*WHAT IS REQUIRED*. Each entry needs to be restated exactly as written.

*INPUT ROWS*.
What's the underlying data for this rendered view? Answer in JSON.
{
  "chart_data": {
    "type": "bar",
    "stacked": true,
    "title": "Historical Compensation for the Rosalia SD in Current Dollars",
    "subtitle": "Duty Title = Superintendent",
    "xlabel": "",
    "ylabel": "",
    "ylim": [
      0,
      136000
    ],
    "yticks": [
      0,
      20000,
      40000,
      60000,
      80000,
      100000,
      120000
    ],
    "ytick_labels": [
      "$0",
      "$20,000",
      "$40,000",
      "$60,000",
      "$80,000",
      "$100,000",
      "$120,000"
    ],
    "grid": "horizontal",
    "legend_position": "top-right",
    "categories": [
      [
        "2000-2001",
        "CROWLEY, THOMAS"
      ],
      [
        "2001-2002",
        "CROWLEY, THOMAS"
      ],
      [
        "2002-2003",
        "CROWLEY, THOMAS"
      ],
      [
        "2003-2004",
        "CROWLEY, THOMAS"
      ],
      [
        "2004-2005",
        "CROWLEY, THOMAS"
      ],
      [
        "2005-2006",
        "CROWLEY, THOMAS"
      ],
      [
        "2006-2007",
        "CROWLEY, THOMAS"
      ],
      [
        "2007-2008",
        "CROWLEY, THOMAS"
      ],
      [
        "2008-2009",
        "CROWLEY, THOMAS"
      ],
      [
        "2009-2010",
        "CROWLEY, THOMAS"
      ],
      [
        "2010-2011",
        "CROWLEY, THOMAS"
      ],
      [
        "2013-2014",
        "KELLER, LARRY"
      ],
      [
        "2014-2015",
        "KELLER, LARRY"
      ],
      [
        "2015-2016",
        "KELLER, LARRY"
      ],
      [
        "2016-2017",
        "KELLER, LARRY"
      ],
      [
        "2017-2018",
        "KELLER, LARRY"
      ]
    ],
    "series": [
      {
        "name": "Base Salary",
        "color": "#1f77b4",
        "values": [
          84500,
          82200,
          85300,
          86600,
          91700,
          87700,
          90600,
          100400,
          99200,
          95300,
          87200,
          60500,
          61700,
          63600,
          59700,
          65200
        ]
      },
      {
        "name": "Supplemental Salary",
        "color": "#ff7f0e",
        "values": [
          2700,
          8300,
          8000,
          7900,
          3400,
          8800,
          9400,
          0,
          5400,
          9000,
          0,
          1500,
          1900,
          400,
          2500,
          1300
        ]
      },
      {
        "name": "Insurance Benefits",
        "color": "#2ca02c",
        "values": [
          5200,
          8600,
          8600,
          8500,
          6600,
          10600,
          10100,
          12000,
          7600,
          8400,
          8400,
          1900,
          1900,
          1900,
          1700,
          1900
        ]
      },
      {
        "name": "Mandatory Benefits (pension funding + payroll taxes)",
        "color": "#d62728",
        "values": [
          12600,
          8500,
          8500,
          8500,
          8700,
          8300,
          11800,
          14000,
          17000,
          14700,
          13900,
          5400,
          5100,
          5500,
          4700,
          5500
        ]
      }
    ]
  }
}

*ANSWER TO THE PROBLEM*.
What's the underlying data for this rendered view? Answer in JSON.
{
  "chart_data": {
    "type": "bar",
    "stacked": true,
    "title": "Historical Compensation for the Rosalia SD in Current Dollars",
    "subtitle": "Duty Title = Superintendent",
    "xlabel": "",
    "ylabel": "",
    "ylim": [
      0,
      136000
    ],
    "yticks": [
      0,
      20000,
      40000,
      60000,
      80000,
      100000,
      120000
    ],
    "ytick_labels": [
      "$0",
      "$20,000",
      "$40,000",
      "$60,000",
      "$80,000",
      "$100,000",
      "$120,000"
    ],
    "grid": "horizontal",
    "legend_position": "top-right",
    "categories": [
      [
        "2000-2001",
        "CROWLEY, THOMAS"
      ],
      [
        "2001-2002",
        "CROWLEY, THOMAS"
      ],
      [
        "2002-2003",
        "CROWLEY, THOMAS"
      ],
      [
        "2003-2004",
        "CROWLEY, THOMAS"
      ],
      [
        "2004-2005",
        "CROWLEY, THOMAS"
      ],
      [
        "2005-2006",
        "CROWLEY, THOMAS"
      ],
      [
        "2006-2007",
        "CROWLEY, THOMAS"
      ],
      [
        "2007-2008",
        "CROWLEY, THOMAS"
      ],
      [
        "2008-2009",
        "CROWLEY, THOMAS"
      ],
      [
        "2009-2010",
        "CROWLEY, THOMAS"
      ],
      [
        "2010-2011",
        "CROWLEY, THOMAS"
      ],
      [
        "2013-2014",
        "KELLER, LARRY"
      ],
      [
        "2014-2015",
        "KELLER, LARRY"
      ],
      [
        "2015-2016",
        "KELLER, LARRY"
      ],
      [
        "2016-2017",
        "KELLER, LARRY"
      ],
      [
        "2017-2018",
        "KELLER, LARRY"
      ]
    ],
    "series": [
      {
        "name": "Base Salary",
        "color": "#1f77b4",
        "values": [
          84500,
          82200,
          85300,
          86600,
          91700,
          87700,
          90600,
          100400,
          99200,
          95300,
          87200,
          60500,
          61700,
          63600,
          59700,
          65200
        ]
      },
      {
        "name": "Supplemental Salary",
        "color": "#ff7f0e",
        "values": [
          2700,
          8300,
          8000,
          7900,
          3400,
          8800,
          9400,
          0,
          5400,
          9000,
          0,
          1500,
          1900,
          400,
          2500,
          1300
        ]
      },
      {
        "name": "Insurance Benefits",
        "color": "#2ca02c",
        "values": [
          5200,
          8600,
          8600,
          8500,
          6600,
          10600,
          10100,
          12000,
          7600,
          8400,
          8400,
          1900,
          1900,
          1900,
          1700,
          1900
        ]
      },
      {
        "name": "Mandatory Benefits (pension funding + payroll taxes)",
        "color": "#d62728",
        "values": [
          12600,
          8500,
          8500,
          8500,
          8700,
          8300,
          11800,
          14000,
          17000,
          14700,
          13900,
          5400,
          5100,
          5500,
          4700,
          5500
        ]
      }
    ]
  }
}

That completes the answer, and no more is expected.